**** RECORDS SHOWN ****

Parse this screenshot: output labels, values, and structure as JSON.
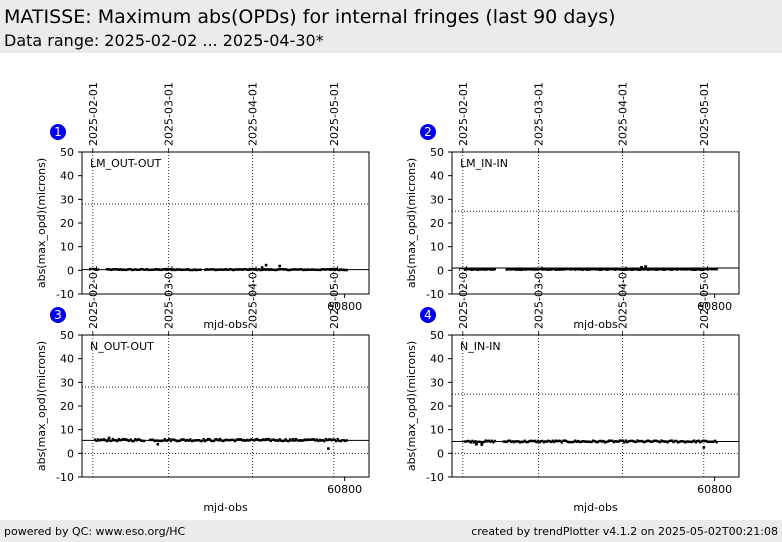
{
  "header": {
    "title": "MATISSE: Maximum abs(OPDs) for internal fringes (last 90 days)",
    "subtitle": "Data range: 2025-02-02 ... 2025-04-30*"
  },
  "footer": {
    "left": "powered by QC: www.eso.org/HC",
    "right": "created by trendPlotter v4.1.2 on 2025-05-02T00:21:08"
  },
  "colors": {
    "badge": "#0000ee",
    "points": "#000000",
    "header_bg": "#ebebeb"
  },
  "chart_data": [
    {
      "type": "scatter",
      "badge": "1",
      "label": "LM_OUT-OUT",
      "xlabel": "mjd-obs",
      "ylabel": "abs(max_opd)(microns)",
      "xlim": [
        60703,
        60809
      ],
      "ylim": [
        -10,
        50
      ],
      "yticks": [
        -10,
        0,
        10,
        20,
        30,
        40,
        50
      ],
      "xticks": [
        60800
      ],
      "xtick_labels": [
        "60800"
      ],
      "date_ticks": [
        {
          "x": 60707,
          "label": "2025-02-01"
        },
        {
          "x": 60735,
          "label": "2025-03-01"
        },
        {
          "x": 60766,
          "label": "2025-04-01"
        },
        {
          "x": 60796,
          "label": "2025-05-01"
        }
      ],
      "reference_lines": [
        28,
        0.3
      ],
      "base_level": 0.3,
      "noise": 0.4,
      "outliers": [
        {
          "x": 60769.5,
          "y": 1.2
        },
        {
          "x": 60771,
          "y": 2.2
        },
        {
          "x": 60776,
          "y": 1.8
        }
      ],
      "gaps": [
        [
          60709,
          60712
        ],
        [
          60747,
          60748
        ]
      ]
    },
    {
      "type": "scatter",
      "badge": "2",
      "label": "LM_IN-IN",
      "xlabel": "mjd-obs",
      "ylabel": "abs(max_opd)(microns)",
      "xlim": [
        60703,
        60809
      ],
      "ylim": [
        -10,
        50
      ],
      "yticks": [
        -10,
        0,
        10,
        20,
        30,
        40,
        50
      ],
      "xticks": [
        60800
      ],
      "xtick_labels": [
        "60800"
      ],
      "date_ticks": [
        {
          "x": 60707,
          "label": "2025-02-01"
        },
        {
          "x": 60735,
          "label": "2025-03-01"
        },
        {
          "x": 60766,
          "label": "2025-04-01"
        },
        {
          "x": 60796,
          "label": "2025-05-01"
        }
      ],
      "reference_lines": [
        25,
        1
      ],
      "base_level": 0.4,
      "noise": 0.4,
      "outliers": [
        {
          "x": 60773,
          "y": 1.3
        },
        {
          "x": 60774.5,
          "y": 1.6
        }
      ],
      "gaps": [
        [
          60719,
          60723
        ]
      ]
    },
    {
      "type": "scatter",
      "badge": "3",
      "label": "N_OUT-OUT",
      "xlabel": "mjd-obs",
      "ylabel": "abs(max_opd)(microns)",
      "xlim": [
        60703,
        60809
      ],
      "ylim": [
        -10,
        50
      ],
      "yticks": [
        -10,
        0,
        10,
        20,
        30,
        40,
        50
      ],
      "xticks": [
        60800
      ],
      "xtick_labels": [
        "60800"
      ],
      "date_ticks": [
        {
          "x": 60707,
          "label": "2025-02-01"
        },
        {
          "x": 60735,
          "label": "2025-03-01"
        },
        {
          "x": 60766,
          "label": "2025-04-01"
        },
        {
          "x": 60796,
          "label": "2025-05-01"
        }
      ],
      "reference_lines": [
        28,
        5.5,
        0
      ],
      "base_level": 5.6,
      "noise": 0.9,
      "outliers": [
        {
          "x": 60713,
          "y": 6.5
        },
        {
          "x": 60731,
          "y": 3.8
        },
        {
          "x": 60794,
          "y": 2.0
        }
      ],
      "gaps": [
        [
          60726,
          60728
        ]
      ]
    },
    {
      "type": "scatter",
      "badge": "4",
      "label": "N_IN-IN",
      "xlabel": "mjd-obs",
      "ylabel": "abs(max_opd)(microns)",
      "xlim": [
        60703,
        60809
      ],
      "ylim": [
        -10,
        50
      ],
      "yticks": [
        -10,
        0,
        10,
        20,
        30,
        40,
        50
      ],
      "xticks": [
        60800
      ],
      "xtick_labels": [
        "60800"
      ],
      "date_ticks": [
        {
          "x": 60707,
          "label": "2025-02-01"
        },
        {
          "x": 60735,
          "label": "2025-03-01"
        },
        {
          "x": 60766,
          "label": "2025-04-01"
        },
        {
          "x": 60796,
          "label": "2025-05-01"
        }
      ],
      "reference_lines": [
        25,
        5,
        0
      ],
      "base_level": 5.0,
      "noise": 0.8,
      "outliers": [
        {
          "x": 60712,
          "y": 3.8
        },
        {
          "x": 60714,
          "y": 3.7
        },
        {
          "x": 60796,
          "y": 2.5
        }
      ],
      "gaps": [
        [
          60719,
          60722
        ]
      ]
    }
  ]
}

****

TASK DIRECTIONS >> Quote the preceding listing precisely and completely, omitting its images.

SOLUTION TO THIS PROBLEM >>
Parse this screenshot: output labels, values, and structure as JSON.
{
  "header": {
    "title": "MATISSE: Maximum abs(OPDs) for internal fringes (last 90 days)",
    "subtitle": "Data range: 2025-02-02 ... 2025-04-30*"
  },
  "footer": {
    "left": "powered by QC: www.eso.org/HC",
    "right": "created by trendPlotter v4.1.2 on 2025-05-02T00:21:08"
  },
  "colors": {
    "badge": "#0000ee",
    "points": "#000000",
    "header_bg": "#ebebeb"
  },
  "chart_data": [
    {
      "type": "scatter",
      "badge": "1",
      "label": "LM_OUT-OUT",
      "xlabel": "mjd-obs",
      "ylabel": "abs(max_opd)(microns)",
      "xlim": [
        60703,
        60809
      ],
      "ylim": [
        -10,
        50
      ],
      "yticks": [
        -10,
        0,
        10,
        20,
        30,
        40,
        50
      ],
      "xticks": [
        60800
      ],
      "xtick_labels": [
        "60800"
      ],
      "date_ticks": [
        {
          "x": 60707,
          "label": "2025-02-01"
        },
        {
          "x": 60735,
          "label": "2025-03-01"
        },
        {
          "x": 60766,
          "label": "2025-04-01"
        },
        {
          "x": 60796,
          "label": "2025-05-01"
        }
      ],
      "reference_lines": [
        28,
        0.3
      ],
      "base_level": 0.3,
      "noise": 0.4,
      "outliers": [
        {
          "x": 60769.5,
          "y": 1.2
        },
        {
          "x": 60771,
          "y": 2.2
        },
        {
          "x": 60776,
          "y": 1.8
        }
      ],
      "gaps": [
        [
          60709,
          60712
        ],
        [
          60747,
          60748
        ]
      ]
    },
    {
      "type": "scatter",
      "badge": "2",
      "label": "LM_IN-IN",
      "xlabel": "mjd-obs",
      "ylabel": "abs(max_opd)(microns)",
      "xlim": [
        60703,
        60809
      ],
      "ylim": [
        -10,
        50
      ],
      "yticks": [
        -10,
        0,
        10,
        20,
        30,
        40,
        50
      ],
      "xticks": [
        60800
      ],
      "xtick_labels": [
        "60800"
      ],
      "date_ticks": [
        {
          "x": 60707,
          "label": "2025-02-01"
        },
        {
          "x": 60735,
          "label": "2025-03-01"
        },
        {
          "x": 60766,
          "label": "2025-04-01"
        },
        {
          "x": 60796,
          "label": "2025-05-01"
        }
      ],
      "reference_lines": [
        25,
        1
      ],
      "base_level": 0.4,
      "noise": 0.4,
      "outliers": [
        {
          "x": 60773,
          "y": 1.3
        },
        {
          "x": 60774.5,
          "y": 1.6
        }
      ],
      "gaps": [
        [
          60719,
          60723
        ]
      ]
    },
    {
      "type": "scatter",
      "badge": "3",
      "label": "N_OUT-OUT",
      "xlabel": "mjd-obs",
      "ylabel": "abs(max_opd)(microns)",
      "xlim": [
        60703,
        60809
      ],
      "ylim": [
        -10,
        50
      ],
      "yticks": [
        -10,
        0,
        10,
        20,
        30,
        40,
        50
      ],
      "xticks": [
        60800
      ],
      "xtick_labels": [
        "60800"
      ],
      "date_ticks": [
        {
          "x": 60707,
          "label": "2025-02-01"
        },
        {
          "x": 60735,
          "label": "2025-03-01"
        },
        {
          "x": 60766,
          "label": "2025-04-01"
        },
        {
          "x": 60796,
          "label": "2025-05-01"
        }
      ],
      "reference_lines": [
        28,
        5.5,
        0
      ],
      "base_level": 5.6,
      "noise": 0.9,
      "outliers": [
        {
          "x": 60713,
          "y": 6.5
        },
        {
          "x": 60731,
          "y": 3.8
        },
        {
          "x": 60794,
          "y": 2.0
        }
      ],
      "gaps": [
        [
          60726,
          60728
        ]
      ]
    },
    {
      "type": "scatter",
      "badge": "4",
      "label": "N_IN-IN",
      "xlabel": "mjd-obs",
      "ylabel": "abs(max_opd)(microns)",
      "xlim": [
        60703,
        60809
      ],
      "ylim": [
        -10,
        50
      ],
      "yticks": [
        -10,
        0,
        10,
        20,
        30,
        40,
        50
      ],
      "xticks": [
        60800
      ],
      "xtick_labels": [
        "60800"
      ],
      "date_ticks": [
        {
          "x": 60707,
          "label": "2025-02-01"
        },
        {
          "x": 60735,
          "label": "2025-03-01"
        },
        {
          "x": 60766,
          "label": "2025-04-01"
        },
        {
          "x": 60796,
          "label": "2025-05-01"
        }
      ],
      "reference_lines": [
        25,
        5,
        0
      ],
      "base_level": 5.0,
      "noise": 0.8,
      "outliers": [
        {
          "x": 60712,
          "y": 3.8
        },
        {
          "x": 60714,
          "y": 3.7
        },
        {
          "x": 60796,
          "y": 2.5
        }
      ],
      "gaps": [
        [
          60719,
          60722
        ]
      ]
    }
  ]
}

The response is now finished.